> _Tasks to perform_
1. Translate this sentence from the mailing list post into Spanish: "We are both male and above five foot three in height."
2. Reproduce the part of the mailing list post between "Yes, that's true." and "three in height.", inclusive, word for word.
start Passage to read
[extropy-chat] Avoid Too Much Change

Lee Corbin lcorbin at rawbw.com
Mon Apr 9 00:12:27 UTC 2007


Stathis writes

> On 4/9/07, Lee Corbin wrote:

>> Let X be an entity that has utterly nothing in common with one.
>> Then a lot of people don't mind evolving into X provided it's
>> done slowly enough..., 
>>
>> Even if I finally reveal that X is, say, Max More, they don't
>> seem to think of this as especially identity threatening. But if
>> that happened to them, I claim, then they'd be dead and
>> there would simply be more Max Mores. What possible
>> difference does it make whether the transformation 
>> was fast or slow?
> 
> But you probably have a lot more in common with Max More
> than you do with your infant self.

Yes, that's true. And sorry for the poor word choices above that
seem to imply that I have nothing in common with Max More.
We are both male and above five foot three in height.
end Passage to read
start Dataset extract
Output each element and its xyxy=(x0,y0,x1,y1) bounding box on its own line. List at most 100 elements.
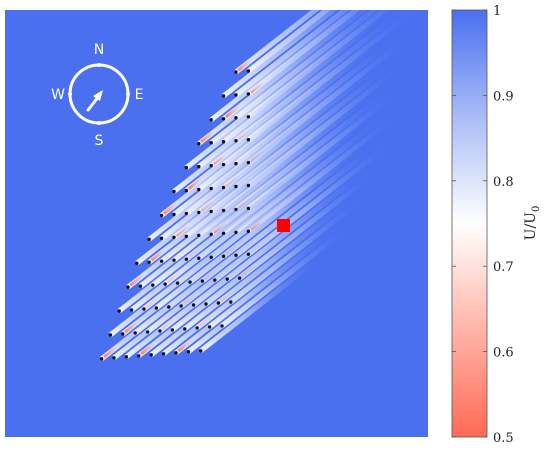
turbine-dot xyxy=(204,302,208,306)
turbine-dot xyxy=(145,330,150,334)
turbine-wake xyxy=(222,10,396,121)
turbine-dot xyxy=(195,326,199,330)
turbine-dot xyxy=(184,211,189,216)
turbine-wake xyxy=(147,122,298,242)
turbine-dot xyxy=(220,324,224,328)
turbine-wake xyxy=(209,10,383,122)
turbine-dot xyxy=(221,140,226,144)
turbine-near-wake xyxy=(124,321,139,334)
turbine-dot xyxy=(197,164,201,169)
turbine-dot xyxy=(209,163,213,168)
turbine-dot xyxy=(138,284,143,288)
turbine-dot xyxy=(200,279,205,283)
compass-label-n: N xyxy=(94,42,104,58)
turbine-near-wake xyxy=(150,249,166,262)
turbine-dot xyxy=(99,357,104,361)
turbine-dot xyxy=(147,260,151,264)
turbine-near-wake xyxy=(129,274,144,287)
colorbar-tick-label: 0.9 xyxy=(493,89,514,104)
turbine-wake xyxy=(149,256,276,357)
turbine-layer xyxy=(99,69,251,361)
turbine-dot xyxy=(209,141,213,145)
turbine-dot xyxy=(137,354,141,358)
compass-label-s: S xyxy=(95,133,104,149)
colorbar-tick-label: 0.5 xyxy=(493,431,514,446)
turbine-dot xyxy=(221,185,226,190)
turbine-wake xyxy=(147,149,293,265)
turbine-dot xyxy=(197,256,201,260)
turbine-wake xyxy=(184,40,349,170)
turbine-dot xyxy=(161,352,166,356)
turbine-dot xyxy=(221,254,226,258)
turbine-near-wake xyxy=(225,105,240,119)
colorbar-label: U/U0 xyxy=(523,206,542,241)
turbine-dot xyxy=(184,257,189,261)
turbine-dot xyxy=(246,138,251,142)
turbine-wake xyxy=(124,258,251,359)
turbine-dot xyxy=(234,207,238,212)
turbine-dot xyxy=(234,139,238,143)
turbine-wake xyxy=(199,252,326,353)
turbine-wake xyxy=(234,10,418,74)
turbine-dot xyxy=(184,234,189,238)
turbine-wake xyxy=(100,260,227,361)
turbine-dot xyxy=(159,236,164,240)
turbine-dot xyxy=(221,162,226,167)
turbine-dot xyxy=(246,183,251,188)
turbine-dot xyxy=(112,356,116,360)
turbine-dot xyxy=(167,305,171,309)
colorbar-tick-label: 0.7 xyxy=(493,260,514,275)
colorbar: 1 0.9 0.8 0.7 0.6 0.5 U/U0 xyxy=(451,4,542,446)
turbine-dot xyxy=(197,210,201,215)
turbine-dot xyxy=(234,253,238,257)
turbine-dot xyxy=(159,259,164,263)
turbine-dot xyxy=(216,301,221,305)
colorbar-tick-label: 0.6 xyxy=(493,346,514,361)
turbine-near-wake xyxy=(237,59,252,72)
turbine-dot xyxy=(163,282,167,286)
turbine-wake xyxy=(112,259,239,360)
turbine-dot xyxy=(159,213,164,218)
turbine-dot xyxy=(234,230,238,234)
turbine-dot xyxy=(186,350,191,354)
turbine-dot xyxy=(237,276,242,280)
turbine-dot xyxy=(135,261,139,265)
turbine-wake xyxy=(108,233,240,337)
turbine-near-wake xyxy=(103,345,118,359)
colorbar-label-main: U/U xyxy=(523,212,539,241)
turbine-dot xyxy=(246,92,251,96)
turbine-dot xyxy=(172,189,176,194)
compass-label-w: W xyxy=(51,87,65,103)
turbine-wake xyxy=(186,253,313,354)
turbine-wake xyxy=(246,10,428,73)
turbine-dot xyxy=(209,118,213,122)
compass-tick-w xyxy=(68,92,72,96)
compass-tick-n xyxy=(97,63,101,67)
turbine-wake xyxy=(197,39,362,169)
wind-arrow-icon xyxy=(86,90,103,112)
compass: N S E W xyxy=(51,42,143,149)
turbine-dot xyxy=(151,283,155,287)
turbine-dot xyxy=(174,351,178,355)
turbine-dot xyxy=(246,252,251,256)
turbine-dot xyxy=(246,206,251,211)
turbine-dot xyxy=(234,116,238,120)
wake-layer xyxy=(100,10,428,361)
turbine-dot xyxy=(117,309,121,313)
turbine-near-wake xyxy=(187,177,203,190)
turbine-near-wake xyxy=(140,342,155,356)
turbine-wake xyxy=(234,10,413,97)
turbine-dot xyxy=(124,355,129,359)
compass-tick-s xyxy=(97,121,101,125)
turbine-dot xyxy=(183,327,187,331)
turbine-dot xyxy=(126,285,130,289)
turbine-wake xyxy=(160,121,310,241)
turbine-dot xyxy=(209,232,213,236)
turbine-near-wake xyxy=(177,339,192,353)
turbine-wake xyxy=(135,150,281,266)
turbine-dot xyxy=(225,277,229,281)
turbine-near-wake xyxy=(200,130,215,144)
turbine-dot xyxy=(149,353,153,357)
turbine-dot xyxy=(129,308,134,312)
turbine-dot xyxy=(234,70,238,74)
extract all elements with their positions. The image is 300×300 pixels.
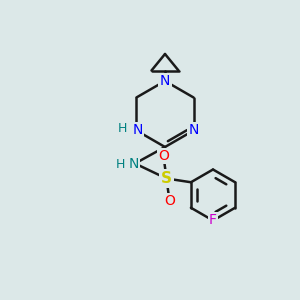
Text: H: H — [118, 122, 128, 136]
Text: H: H — [115, 158, 125, 172]
Text: N: N — [188, 124, 199, 137]
Text: N: N — [128, 157, 139, 170]
Text: N: N — [133, 124, 143, 137]
Text: O: O — [164, 194, 175, 208]
Text: S: S — [161, 171, 172, 186]
Text: N: N — [160, 74, 170, 88]
Text: F: F — [209, 214, 217, 227]
Text: O: O — [158, 149, 169, 163]
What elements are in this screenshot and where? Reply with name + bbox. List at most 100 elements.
end Dataset extract
> _Expected responses_
1. Ambos somos hombres y medimos más de cinco pies y tres pulgadas de altura.

2.
Yes, that's true. And sorry for the poor word choices above that
seem to imply that I have nothing in common with Max More.
We are both male and above five foot three in height.